Tolong ketik ulang tanpa perubahan bagian teks tentang guru sebagai pahlawan, dimulai dengan "Guru sebagai Pahlawan" dan berlanjut hingga "terhadap badai sosial.".

▶ Teks:
= = =
Kapital Kultural dan Etos Kepahlawanan Guru: Telaah Saintifik-Sosiologis terhadap Profesionalisme dan Pengabdian

Share

Guru sebagai Pahlawan di Tengah Dialektika Kapital

Indonesia, sebuah mozaik bangsa yang dirajut oleh narasi perjuangan dan pengabdian, senantiasa merayakan Hari Pahlawan sebagai momentum refleksi historis. Dalam panggung narasi ini, terselip figur yang akrab namun tak jarang terlupakan, yakni Guru, Sang Pahlawan Tanpa Tanda Jasa. Julukan ini, meskipun romantis dan berbau heroik, sejatinya merupakan sebuah konstruksi sosiologis yang menempatkan Guru dalam posisi yang khas: dituntut berkorban tanpa pamrih, namun seringkali minim pengakuan ekonomis dan rentan terhadap badai sosial.
= = =
▶ Data Hasil Ekstraksi:
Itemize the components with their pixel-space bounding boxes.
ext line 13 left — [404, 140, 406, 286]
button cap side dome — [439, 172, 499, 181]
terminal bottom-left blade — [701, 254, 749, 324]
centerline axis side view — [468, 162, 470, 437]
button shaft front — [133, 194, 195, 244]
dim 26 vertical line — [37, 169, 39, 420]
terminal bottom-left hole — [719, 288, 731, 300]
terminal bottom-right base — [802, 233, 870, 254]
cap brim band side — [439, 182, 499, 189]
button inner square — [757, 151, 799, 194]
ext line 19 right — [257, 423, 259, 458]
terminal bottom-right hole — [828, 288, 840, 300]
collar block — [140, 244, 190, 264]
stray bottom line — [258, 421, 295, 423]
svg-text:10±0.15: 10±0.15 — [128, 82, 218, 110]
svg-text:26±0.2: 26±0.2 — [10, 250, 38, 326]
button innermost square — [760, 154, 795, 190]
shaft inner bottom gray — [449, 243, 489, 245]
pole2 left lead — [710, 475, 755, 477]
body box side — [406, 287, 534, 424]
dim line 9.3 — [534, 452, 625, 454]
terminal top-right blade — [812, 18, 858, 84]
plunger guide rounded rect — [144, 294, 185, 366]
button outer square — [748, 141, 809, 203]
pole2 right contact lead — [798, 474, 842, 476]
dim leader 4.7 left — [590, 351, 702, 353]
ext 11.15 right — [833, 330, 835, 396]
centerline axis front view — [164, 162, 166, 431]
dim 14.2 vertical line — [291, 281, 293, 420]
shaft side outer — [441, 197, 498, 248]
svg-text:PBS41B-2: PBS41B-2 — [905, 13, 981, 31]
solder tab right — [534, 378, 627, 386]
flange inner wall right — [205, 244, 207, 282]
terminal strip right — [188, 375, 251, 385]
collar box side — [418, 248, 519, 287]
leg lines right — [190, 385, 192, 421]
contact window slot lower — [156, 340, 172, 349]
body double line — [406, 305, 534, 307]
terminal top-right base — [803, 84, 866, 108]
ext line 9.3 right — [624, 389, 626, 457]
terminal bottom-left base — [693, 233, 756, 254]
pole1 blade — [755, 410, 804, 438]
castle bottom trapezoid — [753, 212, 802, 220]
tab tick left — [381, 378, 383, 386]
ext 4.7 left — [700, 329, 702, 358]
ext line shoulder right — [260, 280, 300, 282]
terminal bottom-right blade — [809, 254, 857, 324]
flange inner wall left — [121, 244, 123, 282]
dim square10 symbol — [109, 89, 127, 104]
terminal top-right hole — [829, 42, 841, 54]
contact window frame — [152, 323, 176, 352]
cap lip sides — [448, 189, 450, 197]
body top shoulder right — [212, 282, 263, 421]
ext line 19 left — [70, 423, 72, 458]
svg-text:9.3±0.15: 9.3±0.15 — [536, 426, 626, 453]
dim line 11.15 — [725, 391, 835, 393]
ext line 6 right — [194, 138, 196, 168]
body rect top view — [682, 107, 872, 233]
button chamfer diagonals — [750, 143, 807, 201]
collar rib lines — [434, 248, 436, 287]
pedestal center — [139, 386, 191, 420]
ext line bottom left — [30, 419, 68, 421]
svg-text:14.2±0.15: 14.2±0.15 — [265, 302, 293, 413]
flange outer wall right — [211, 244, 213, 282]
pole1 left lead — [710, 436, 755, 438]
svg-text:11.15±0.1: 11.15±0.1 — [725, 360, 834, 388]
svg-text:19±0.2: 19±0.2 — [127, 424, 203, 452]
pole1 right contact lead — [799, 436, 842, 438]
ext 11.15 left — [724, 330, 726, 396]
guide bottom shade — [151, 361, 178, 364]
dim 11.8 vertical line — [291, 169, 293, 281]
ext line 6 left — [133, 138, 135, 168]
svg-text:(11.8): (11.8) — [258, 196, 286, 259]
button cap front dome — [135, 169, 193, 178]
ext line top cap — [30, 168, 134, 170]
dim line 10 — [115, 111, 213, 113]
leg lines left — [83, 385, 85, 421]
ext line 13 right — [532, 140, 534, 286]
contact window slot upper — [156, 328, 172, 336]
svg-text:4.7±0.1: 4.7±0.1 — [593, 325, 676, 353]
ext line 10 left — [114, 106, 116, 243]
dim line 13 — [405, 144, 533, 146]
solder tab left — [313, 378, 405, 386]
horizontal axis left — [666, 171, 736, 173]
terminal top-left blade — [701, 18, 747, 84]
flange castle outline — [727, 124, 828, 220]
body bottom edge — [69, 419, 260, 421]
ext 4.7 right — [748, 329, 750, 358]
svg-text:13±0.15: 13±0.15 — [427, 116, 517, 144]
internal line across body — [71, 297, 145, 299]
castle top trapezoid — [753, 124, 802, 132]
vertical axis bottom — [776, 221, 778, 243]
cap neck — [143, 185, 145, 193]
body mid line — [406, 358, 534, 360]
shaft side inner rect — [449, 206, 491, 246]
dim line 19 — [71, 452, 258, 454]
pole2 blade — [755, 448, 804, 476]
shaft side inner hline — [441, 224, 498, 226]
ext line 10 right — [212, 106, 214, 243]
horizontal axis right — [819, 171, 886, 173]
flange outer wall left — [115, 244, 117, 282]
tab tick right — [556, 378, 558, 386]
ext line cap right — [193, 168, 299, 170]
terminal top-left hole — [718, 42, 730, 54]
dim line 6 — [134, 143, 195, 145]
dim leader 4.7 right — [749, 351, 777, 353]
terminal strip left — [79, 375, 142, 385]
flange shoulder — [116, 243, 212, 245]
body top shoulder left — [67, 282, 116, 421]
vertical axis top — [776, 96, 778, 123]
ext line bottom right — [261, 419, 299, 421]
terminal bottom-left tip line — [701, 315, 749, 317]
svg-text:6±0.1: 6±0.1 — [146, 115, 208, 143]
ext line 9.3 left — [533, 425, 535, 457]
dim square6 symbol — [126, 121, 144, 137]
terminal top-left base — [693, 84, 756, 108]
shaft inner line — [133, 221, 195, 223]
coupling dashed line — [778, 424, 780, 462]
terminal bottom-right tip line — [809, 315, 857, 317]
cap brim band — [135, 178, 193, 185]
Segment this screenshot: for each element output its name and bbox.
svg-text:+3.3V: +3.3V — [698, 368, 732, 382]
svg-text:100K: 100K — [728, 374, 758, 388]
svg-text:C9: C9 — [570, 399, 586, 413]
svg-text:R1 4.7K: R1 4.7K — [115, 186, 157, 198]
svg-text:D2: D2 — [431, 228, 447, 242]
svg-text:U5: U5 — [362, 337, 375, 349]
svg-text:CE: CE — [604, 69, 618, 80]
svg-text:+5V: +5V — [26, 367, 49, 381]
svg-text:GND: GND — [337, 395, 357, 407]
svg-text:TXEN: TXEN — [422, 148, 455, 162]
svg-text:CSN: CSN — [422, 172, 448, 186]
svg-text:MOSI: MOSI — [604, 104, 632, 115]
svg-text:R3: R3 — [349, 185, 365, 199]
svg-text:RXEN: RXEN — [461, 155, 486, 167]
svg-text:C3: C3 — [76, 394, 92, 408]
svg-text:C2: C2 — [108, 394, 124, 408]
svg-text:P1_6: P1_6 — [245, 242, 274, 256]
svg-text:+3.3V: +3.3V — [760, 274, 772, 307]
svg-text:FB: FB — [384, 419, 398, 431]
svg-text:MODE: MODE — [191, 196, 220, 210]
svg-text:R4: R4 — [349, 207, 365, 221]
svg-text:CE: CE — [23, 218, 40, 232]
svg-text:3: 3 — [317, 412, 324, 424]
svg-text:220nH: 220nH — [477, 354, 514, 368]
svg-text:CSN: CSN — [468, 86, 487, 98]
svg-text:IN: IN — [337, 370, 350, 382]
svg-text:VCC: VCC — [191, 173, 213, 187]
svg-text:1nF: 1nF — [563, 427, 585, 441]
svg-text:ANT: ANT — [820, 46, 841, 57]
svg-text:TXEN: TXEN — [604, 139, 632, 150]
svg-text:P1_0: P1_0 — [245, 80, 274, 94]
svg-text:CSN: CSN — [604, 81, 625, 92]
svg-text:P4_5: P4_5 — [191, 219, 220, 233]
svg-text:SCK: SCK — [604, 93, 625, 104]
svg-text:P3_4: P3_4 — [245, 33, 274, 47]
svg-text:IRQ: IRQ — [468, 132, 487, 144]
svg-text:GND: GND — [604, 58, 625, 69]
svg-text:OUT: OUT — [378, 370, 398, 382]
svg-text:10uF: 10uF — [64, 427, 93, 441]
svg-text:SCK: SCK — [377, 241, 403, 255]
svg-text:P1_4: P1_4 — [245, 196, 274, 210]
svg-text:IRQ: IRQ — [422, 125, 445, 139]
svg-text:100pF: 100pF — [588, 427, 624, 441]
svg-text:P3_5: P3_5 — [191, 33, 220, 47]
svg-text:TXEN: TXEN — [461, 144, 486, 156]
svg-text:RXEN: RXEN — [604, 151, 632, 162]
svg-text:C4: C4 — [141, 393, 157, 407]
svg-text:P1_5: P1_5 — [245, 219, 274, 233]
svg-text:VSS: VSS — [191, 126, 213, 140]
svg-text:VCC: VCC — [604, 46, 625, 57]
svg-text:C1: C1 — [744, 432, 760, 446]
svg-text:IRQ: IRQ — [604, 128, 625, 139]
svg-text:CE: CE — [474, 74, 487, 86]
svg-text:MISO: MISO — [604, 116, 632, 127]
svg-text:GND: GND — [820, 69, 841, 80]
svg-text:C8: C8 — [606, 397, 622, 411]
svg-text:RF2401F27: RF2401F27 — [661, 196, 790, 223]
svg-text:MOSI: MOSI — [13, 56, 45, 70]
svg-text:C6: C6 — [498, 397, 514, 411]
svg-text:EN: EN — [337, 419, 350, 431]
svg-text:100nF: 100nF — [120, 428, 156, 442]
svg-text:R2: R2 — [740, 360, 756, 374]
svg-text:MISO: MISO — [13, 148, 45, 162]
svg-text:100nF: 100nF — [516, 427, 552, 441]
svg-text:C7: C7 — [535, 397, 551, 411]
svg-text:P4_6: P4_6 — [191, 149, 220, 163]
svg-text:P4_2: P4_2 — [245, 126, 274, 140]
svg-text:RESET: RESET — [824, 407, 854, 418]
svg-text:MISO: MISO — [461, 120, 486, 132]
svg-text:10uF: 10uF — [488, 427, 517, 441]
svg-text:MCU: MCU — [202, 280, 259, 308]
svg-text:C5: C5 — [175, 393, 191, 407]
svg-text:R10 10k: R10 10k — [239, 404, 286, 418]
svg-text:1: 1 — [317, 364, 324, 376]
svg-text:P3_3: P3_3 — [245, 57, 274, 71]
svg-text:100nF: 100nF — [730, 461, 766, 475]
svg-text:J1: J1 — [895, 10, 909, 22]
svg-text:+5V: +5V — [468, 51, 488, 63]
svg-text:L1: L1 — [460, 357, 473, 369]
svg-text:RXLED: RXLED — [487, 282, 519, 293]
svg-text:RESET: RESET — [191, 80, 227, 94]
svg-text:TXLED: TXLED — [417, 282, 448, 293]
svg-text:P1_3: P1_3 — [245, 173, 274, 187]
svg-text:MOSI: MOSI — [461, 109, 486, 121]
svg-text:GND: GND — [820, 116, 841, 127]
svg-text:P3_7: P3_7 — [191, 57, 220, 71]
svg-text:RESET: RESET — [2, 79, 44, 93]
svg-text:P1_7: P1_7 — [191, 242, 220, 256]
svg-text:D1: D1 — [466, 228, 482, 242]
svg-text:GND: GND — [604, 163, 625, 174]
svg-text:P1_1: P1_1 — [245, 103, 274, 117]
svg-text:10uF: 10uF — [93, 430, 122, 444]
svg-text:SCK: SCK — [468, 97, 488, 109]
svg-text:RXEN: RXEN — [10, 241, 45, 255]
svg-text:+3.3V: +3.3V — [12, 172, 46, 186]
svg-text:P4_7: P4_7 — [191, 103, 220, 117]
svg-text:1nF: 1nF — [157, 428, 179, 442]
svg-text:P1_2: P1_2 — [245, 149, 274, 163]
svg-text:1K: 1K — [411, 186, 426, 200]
= = =
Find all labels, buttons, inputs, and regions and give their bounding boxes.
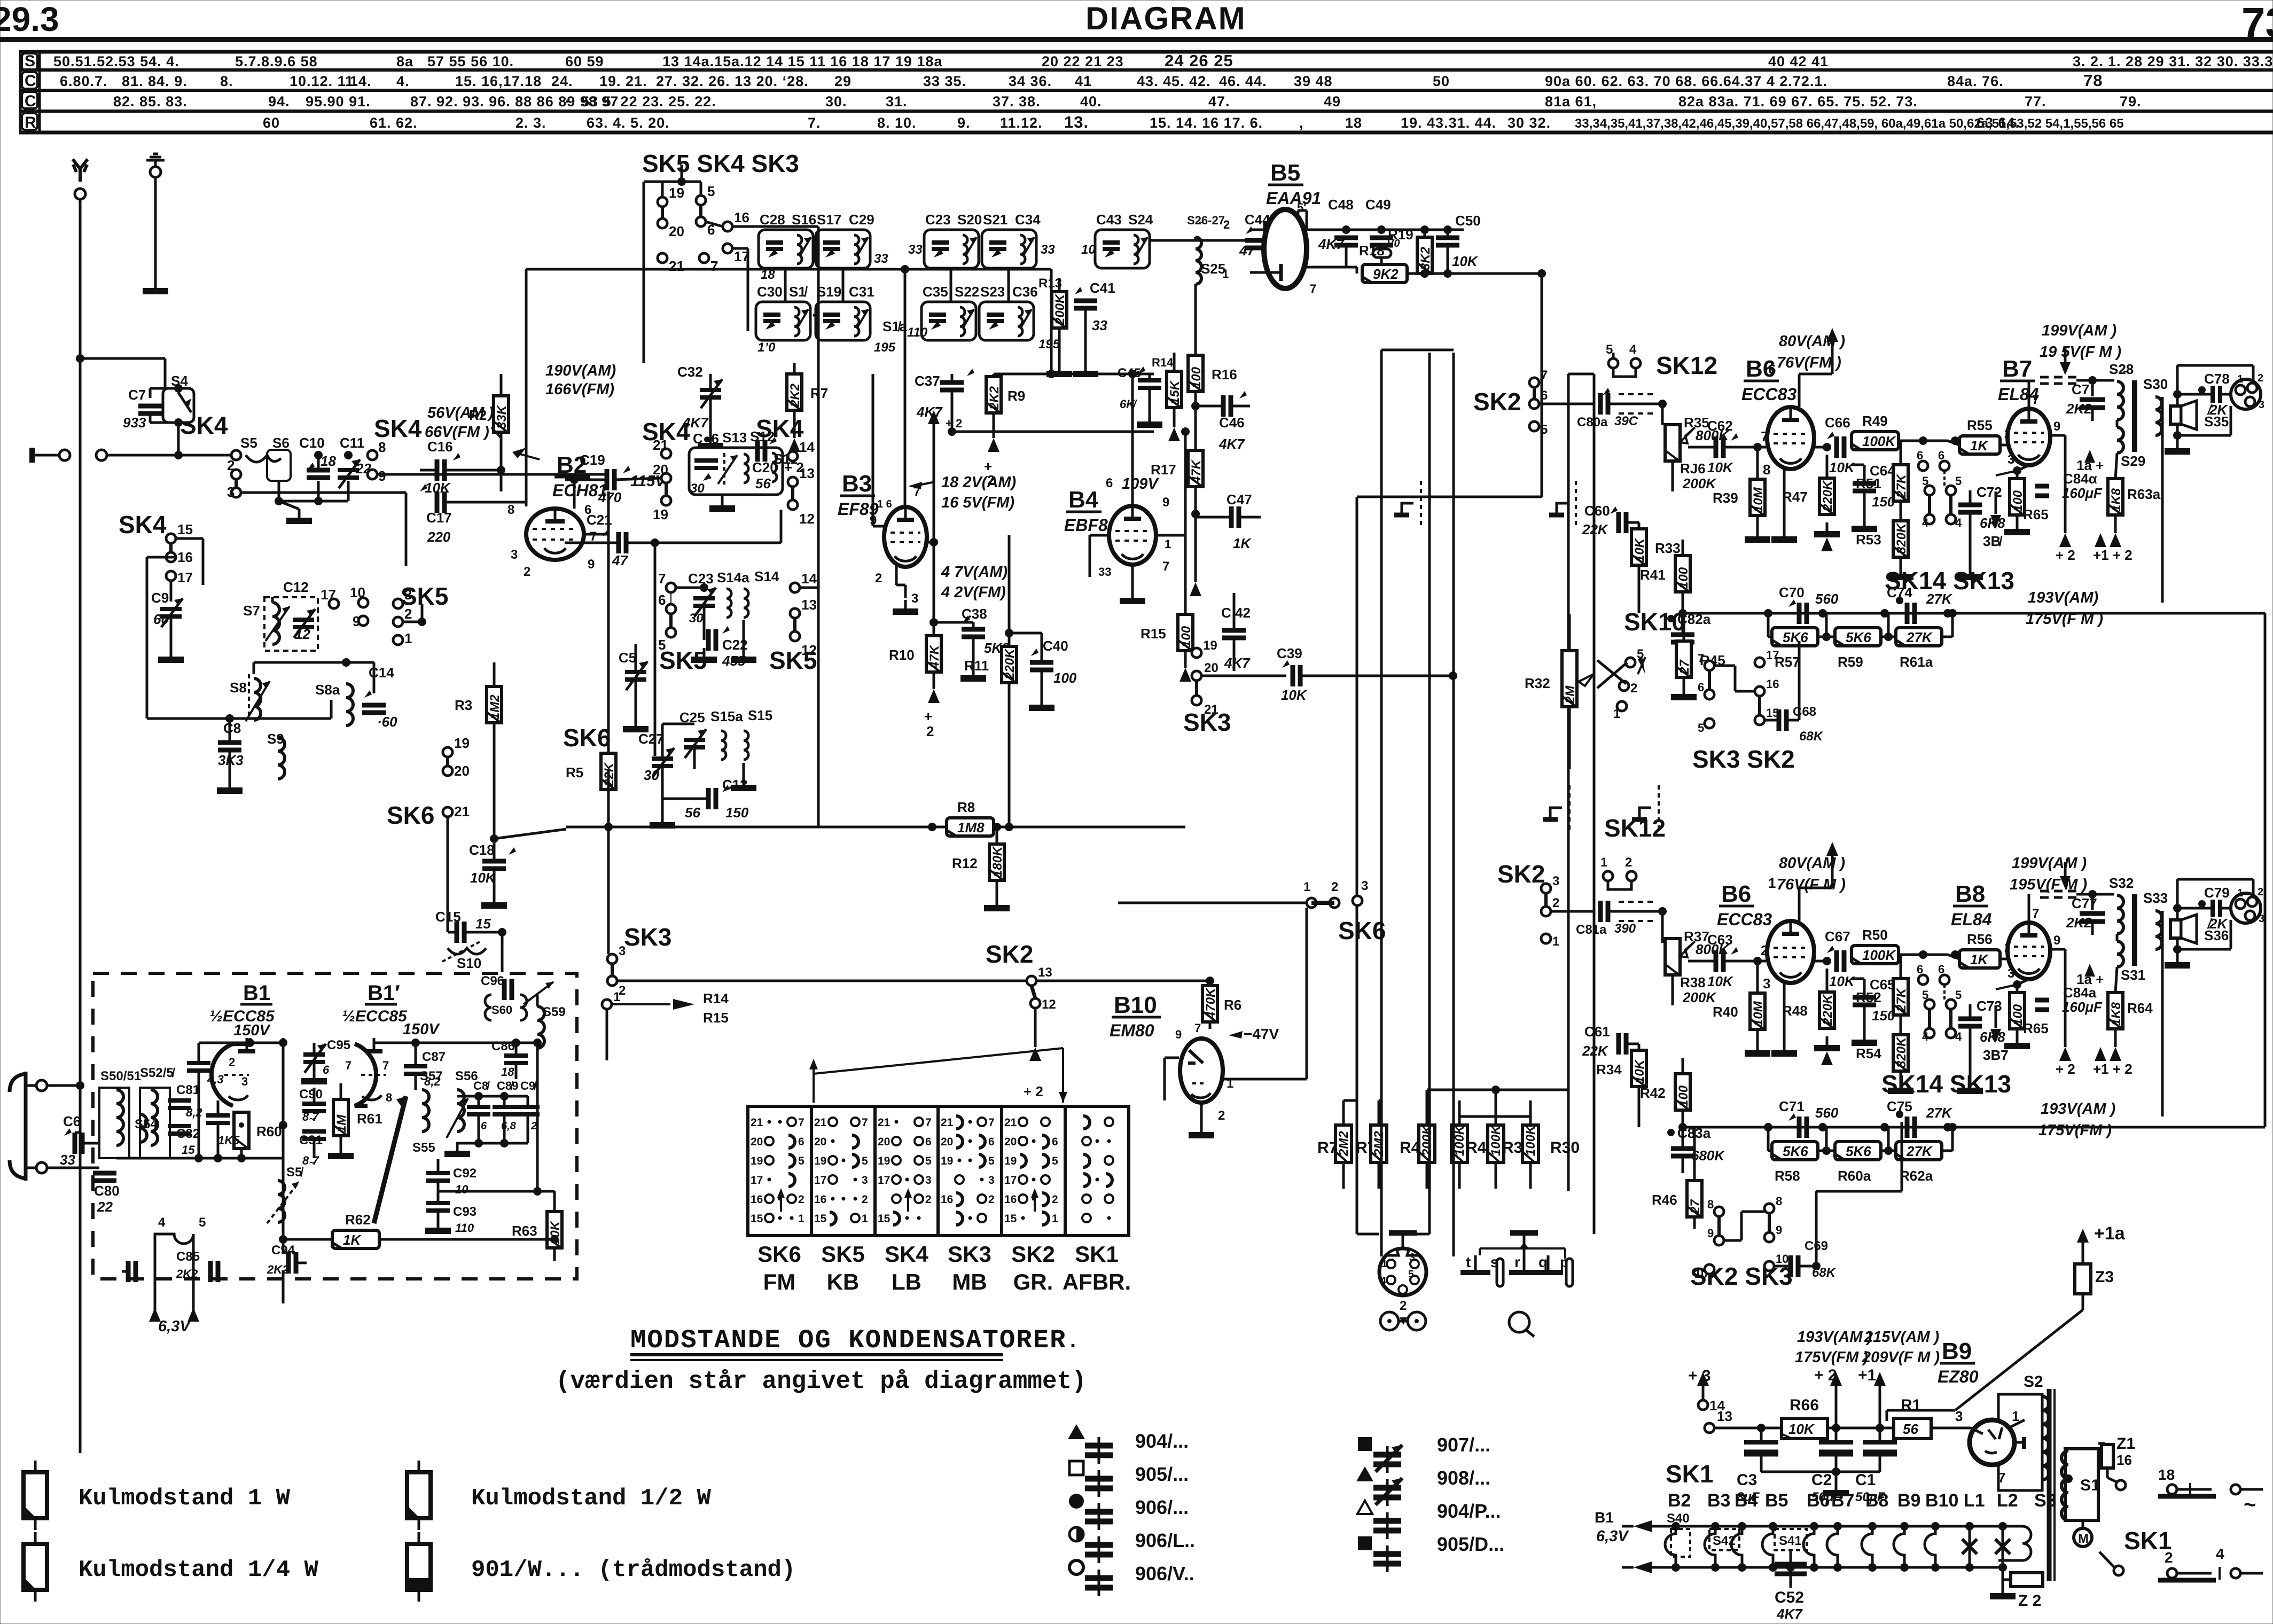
= = =
▶ Hasil Pengerjaan:
Guru sebagai Pahlawan di Tengah Dialektika Kapital

Indonesia, sebuah mozaik bangsa yang dirajut oleh narasi perjuangan dan pengabdian, senantiasa merayakan Hari Pahlawan sebagai momentum refleksi historis. Dalam panggung narasi ini, terselip figur yang akrab namun tak jarang terlupakan, yakni Guru, Sang Pahlawan Tanpa Tanda Jasa. Julukan ini, meskipun romantis dan berbau heroik, sejatinya merupakan sebuah konstruksi sosiologis yang menempatkan Guru dalam posisi yang khas: dituntut berkorban tanpa pamrih, namun seringkali minim pengakuan ekonomis dan rentan terhadap badai sosial.